### TASK MATERIAL
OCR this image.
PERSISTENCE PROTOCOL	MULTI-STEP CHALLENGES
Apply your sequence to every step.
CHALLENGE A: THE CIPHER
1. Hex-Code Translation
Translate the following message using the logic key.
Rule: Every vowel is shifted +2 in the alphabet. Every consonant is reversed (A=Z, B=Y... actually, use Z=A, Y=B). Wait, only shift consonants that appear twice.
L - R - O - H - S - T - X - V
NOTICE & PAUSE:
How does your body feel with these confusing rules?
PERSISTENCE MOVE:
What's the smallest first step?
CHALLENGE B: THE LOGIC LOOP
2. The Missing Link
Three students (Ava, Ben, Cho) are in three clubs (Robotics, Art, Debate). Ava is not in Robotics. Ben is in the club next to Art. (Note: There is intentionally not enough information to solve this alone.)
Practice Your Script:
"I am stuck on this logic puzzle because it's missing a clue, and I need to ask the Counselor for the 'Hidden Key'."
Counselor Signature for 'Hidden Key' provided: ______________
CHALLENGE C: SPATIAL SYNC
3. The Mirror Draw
...
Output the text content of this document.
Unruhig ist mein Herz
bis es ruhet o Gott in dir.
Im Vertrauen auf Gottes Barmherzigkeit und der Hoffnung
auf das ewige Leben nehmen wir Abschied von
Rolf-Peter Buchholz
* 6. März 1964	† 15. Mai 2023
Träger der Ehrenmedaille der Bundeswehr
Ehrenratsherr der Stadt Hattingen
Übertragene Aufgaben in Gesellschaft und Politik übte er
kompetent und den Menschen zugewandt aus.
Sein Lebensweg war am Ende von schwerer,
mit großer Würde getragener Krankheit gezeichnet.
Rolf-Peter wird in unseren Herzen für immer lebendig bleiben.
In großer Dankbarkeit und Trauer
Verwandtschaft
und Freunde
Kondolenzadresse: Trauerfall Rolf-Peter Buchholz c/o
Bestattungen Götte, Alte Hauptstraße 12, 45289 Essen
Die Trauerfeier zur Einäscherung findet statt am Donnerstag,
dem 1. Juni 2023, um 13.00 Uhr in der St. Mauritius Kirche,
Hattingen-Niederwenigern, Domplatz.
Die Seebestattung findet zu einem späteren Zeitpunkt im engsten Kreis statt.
---
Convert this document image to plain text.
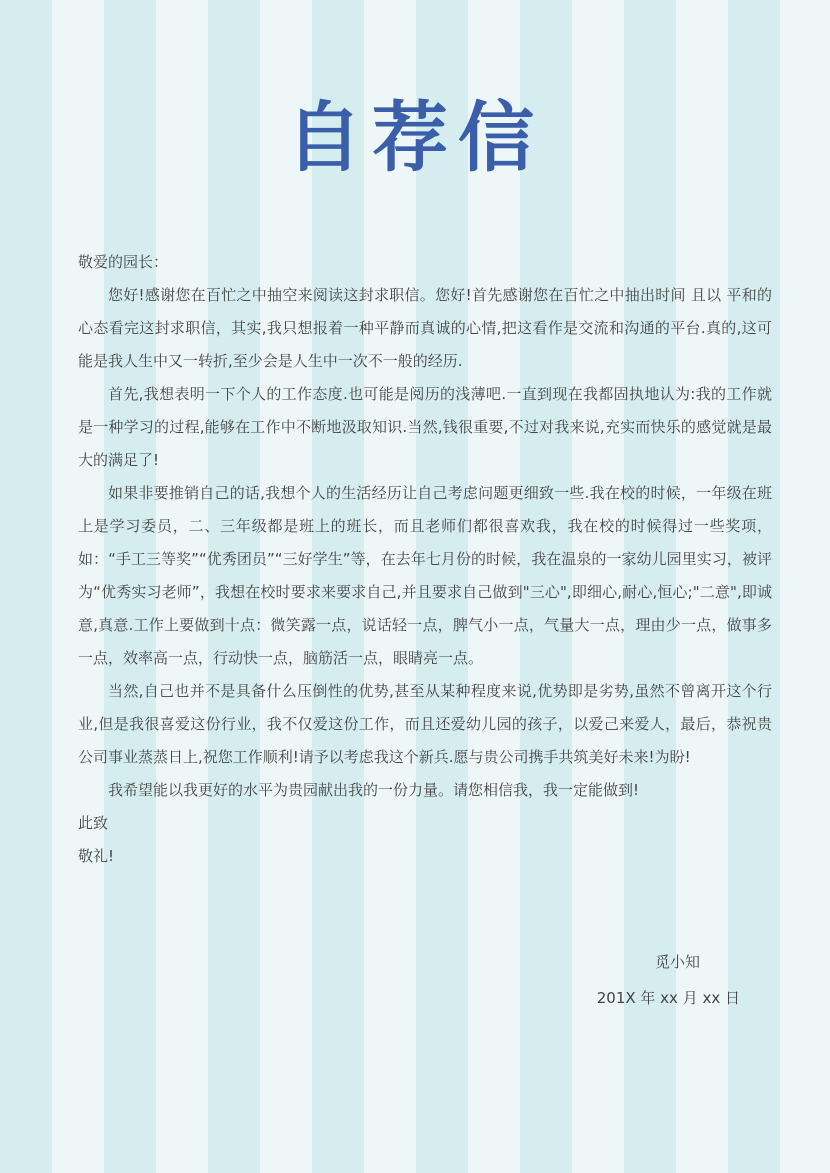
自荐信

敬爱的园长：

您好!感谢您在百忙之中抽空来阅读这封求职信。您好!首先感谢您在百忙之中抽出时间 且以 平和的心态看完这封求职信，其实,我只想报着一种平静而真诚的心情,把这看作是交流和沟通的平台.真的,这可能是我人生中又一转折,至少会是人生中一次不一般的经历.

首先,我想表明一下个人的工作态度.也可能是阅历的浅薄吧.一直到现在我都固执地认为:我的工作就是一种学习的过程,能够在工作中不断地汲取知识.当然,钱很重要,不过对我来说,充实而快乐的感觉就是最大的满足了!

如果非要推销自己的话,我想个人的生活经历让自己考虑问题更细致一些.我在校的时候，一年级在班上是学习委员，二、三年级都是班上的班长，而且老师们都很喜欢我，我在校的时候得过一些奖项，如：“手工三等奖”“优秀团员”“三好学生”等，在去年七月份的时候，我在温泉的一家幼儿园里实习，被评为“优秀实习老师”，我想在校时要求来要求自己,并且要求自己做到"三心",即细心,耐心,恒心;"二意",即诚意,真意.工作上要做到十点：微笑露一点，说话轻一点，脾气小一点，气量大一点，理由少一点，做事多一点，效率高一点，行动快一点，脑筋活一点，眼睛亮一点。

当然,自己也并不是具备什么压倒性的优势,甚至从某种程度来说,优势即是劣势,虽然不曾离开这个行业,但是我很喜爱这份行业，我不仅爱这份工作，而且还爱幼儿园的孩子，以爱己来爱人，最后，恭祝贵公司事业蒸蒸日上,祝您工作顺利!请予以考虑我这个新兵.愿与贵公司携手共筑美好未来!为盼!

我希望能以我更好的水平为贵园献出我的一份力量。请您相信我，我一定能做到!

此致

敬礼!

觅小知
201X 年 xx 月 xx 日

### PROMPT
Lines that hold the word "Hattingen" are the ones to return, every one of them.

### ANSWER FOR THIS EXERCISE
Ehrenratsherr der Stadt Hattingen
Hattingen-Niederwenigern, Domplatz.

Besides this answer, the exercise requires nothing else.